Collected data
——
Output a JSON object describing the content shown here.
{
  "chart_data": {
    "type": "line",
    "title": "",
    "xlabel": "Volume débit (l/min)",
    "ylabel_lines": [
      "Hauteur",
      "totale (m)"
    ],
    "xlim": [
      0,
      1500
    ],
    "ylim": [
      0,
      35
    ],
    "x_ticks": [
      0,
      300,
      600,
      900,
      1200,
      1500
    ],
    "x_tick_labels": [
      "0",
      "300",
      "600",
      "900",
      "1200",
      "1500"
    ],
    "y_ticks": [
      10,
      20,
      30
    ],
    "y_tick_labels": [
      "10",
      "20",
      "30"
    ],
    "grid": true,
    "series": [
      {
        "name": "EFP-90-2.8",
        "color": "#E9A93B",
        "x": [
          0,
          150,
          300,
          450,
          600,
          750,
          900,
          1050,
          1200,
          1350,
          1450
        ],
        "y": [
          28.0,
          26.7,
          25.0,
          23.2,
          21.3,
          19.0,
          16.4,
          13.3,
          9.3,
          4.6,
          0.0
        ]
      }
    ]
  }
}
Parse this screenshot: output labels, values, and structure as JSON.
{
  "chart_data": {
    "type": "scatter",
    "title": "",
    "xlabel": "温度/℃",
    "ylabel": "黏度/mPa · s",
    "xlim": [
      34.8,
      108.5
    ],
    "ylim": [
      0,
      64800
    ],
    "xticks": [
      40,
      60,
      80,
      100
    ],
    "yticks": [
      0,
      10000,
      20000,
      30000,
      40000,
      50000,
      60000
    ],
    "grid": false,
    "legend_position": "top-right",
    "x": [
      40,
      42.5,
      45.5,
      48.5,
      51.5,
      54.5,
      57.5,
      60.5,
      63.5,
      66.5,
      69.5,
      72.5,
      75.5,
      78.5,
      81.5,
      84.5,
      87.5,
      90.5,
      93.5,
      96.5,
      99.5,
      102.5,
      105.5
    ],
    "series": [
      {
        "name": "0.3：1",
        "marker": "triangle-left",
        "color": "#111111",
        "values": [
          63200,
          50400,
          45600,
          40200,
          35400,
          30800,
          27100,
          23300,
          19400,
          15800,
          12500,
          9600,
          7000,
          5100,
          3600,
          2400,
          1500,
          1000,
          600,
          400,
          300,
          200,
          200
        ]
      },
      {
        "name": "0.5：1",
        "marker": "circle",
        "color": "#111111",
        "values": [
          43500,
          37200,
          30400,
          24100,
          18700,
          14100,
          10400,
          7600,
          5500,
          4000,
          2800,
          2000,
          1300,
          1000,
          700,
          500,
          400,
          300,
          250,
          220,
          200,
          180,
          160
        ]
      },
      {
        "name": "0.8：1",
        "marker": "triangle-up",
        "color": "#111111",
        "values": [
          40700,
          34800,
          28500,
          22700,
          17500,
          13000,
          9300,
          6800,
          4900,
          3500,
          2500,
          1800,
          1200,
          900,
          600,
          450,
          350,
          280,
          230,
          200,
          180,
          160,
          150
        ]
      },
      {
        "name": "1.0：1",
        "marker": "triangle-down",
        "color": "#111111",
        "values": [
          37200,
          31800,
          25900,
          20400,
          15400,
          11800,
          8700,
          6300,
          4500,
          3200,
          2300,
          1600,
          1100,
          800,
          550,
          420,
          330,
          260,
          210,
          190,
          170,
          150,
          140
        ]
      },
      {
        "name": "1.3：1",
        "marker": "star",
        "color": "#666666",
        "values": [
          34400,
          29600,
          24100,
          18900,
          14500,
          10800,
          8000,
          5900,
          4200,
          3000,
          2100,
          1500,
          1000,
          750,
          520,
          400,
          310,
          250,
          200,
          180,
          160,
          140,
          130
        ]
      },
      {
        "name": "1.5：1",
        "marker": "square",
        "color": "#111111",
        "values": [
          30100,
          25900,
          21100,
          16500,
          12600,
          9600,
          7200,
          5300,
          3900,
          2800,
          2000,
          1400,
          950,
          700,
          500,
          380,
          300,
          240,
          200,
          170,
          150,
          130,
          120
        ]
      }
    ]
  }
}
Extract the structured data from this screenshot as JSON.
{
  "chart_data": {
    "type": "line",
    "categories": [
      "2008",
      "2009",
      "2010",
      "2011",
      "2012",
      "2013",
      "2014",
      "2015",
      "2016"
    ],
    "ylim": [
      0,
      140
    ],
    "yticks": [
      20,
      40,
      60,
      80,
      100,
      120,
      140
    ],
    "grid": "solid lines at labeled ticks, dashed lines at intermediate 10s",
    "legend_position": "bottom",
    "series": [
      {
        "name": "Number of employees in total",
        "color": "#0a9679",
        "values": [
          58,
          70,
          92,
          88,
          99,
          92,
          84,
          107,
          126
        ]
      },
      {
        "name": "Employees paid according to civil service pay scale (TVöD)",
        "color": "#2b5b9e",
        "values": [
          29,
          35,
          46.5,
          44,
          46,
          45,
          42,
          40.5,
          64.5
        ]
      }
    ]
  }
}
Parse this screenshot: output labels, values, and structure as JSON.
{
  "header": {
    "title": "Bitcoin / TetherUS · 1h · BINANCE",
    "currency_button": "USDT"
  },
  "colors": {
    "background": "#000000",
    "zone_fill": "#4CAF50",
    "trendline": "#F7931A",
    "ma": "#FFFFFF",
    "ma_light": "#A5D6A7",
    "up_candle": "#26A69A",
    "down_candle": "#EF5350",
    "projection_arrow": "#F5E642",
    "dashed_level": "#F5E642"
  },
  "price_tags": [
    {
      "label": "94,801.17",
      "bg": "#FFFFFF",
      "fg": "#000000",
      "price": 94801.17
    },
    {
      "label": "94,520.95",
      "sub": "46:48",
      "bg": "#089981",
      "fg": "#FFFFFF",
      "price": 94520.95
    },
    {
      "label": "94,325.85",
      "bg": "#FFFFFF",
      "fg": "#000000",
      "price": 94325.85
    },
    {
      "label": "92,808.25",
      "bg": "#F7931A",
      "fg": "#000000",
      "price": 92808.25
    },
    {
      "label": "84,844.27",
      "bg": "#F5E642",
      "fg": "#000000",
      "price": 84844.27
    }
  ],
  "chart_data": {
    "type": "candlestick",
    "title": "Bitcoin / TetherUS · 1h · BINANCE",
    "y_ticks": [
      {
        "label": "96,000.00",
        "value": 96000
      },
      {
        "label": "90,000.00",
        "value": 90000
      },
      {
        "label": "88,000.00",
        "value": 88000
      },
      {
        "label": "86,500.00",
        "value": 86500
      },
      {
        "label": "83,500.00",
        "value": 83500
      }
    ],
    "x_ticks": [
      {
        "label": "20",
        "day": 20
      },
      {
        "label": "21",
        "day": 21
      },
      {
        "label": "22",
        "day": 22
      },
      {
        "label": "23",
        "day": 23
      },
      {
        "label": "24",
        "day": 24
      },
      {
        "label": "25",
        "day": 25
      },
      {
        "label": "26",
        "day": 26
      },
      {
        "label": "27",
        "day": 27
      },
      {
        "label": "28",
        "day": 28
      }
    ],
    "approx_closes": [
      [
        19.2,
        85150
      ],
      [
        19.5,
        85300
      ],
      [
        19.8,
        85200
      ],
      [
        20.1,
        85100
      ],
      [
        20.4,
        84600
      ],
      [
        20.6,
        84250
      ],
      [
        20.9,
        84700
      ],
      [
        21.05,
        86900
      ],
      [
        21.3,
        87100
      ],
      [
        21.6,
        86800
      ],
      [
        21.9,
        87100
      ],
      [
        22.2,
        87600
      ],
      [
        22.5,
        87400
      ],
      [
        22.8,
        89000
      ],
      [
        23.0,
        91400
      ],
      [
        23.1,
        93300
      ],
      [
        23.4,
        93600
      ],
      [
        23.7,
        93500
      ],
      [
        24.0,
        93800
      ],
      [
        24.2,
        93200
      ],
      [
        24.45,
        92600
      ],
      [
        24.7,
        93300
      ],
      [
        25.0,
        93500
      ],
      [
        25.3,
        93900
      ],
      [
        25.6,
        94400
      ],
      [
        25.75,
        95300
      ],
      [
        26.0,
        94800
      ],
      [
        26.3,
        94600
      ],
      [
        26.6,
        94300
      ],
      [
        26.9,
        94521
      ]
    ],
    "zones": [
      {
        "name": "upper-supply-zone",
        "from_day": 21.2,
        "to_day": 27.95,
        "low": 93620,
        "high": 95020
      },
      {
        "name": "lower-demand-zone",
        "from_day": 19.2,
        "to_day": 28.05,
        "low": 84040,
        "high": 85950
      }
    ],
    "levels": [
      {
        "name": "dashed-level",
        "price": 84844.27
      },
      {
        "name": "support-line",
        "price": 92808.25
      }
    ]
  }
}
——
(DIRECTIONS):
Which lines contain the word "FFFFFF"? Return each of them.

(TASK RESULT):
    "ma": "#FFFFFF",
      "bg": "#FFFFFF",
      "fg": "#FFFFFF",
      "bg": "#FFFFFF",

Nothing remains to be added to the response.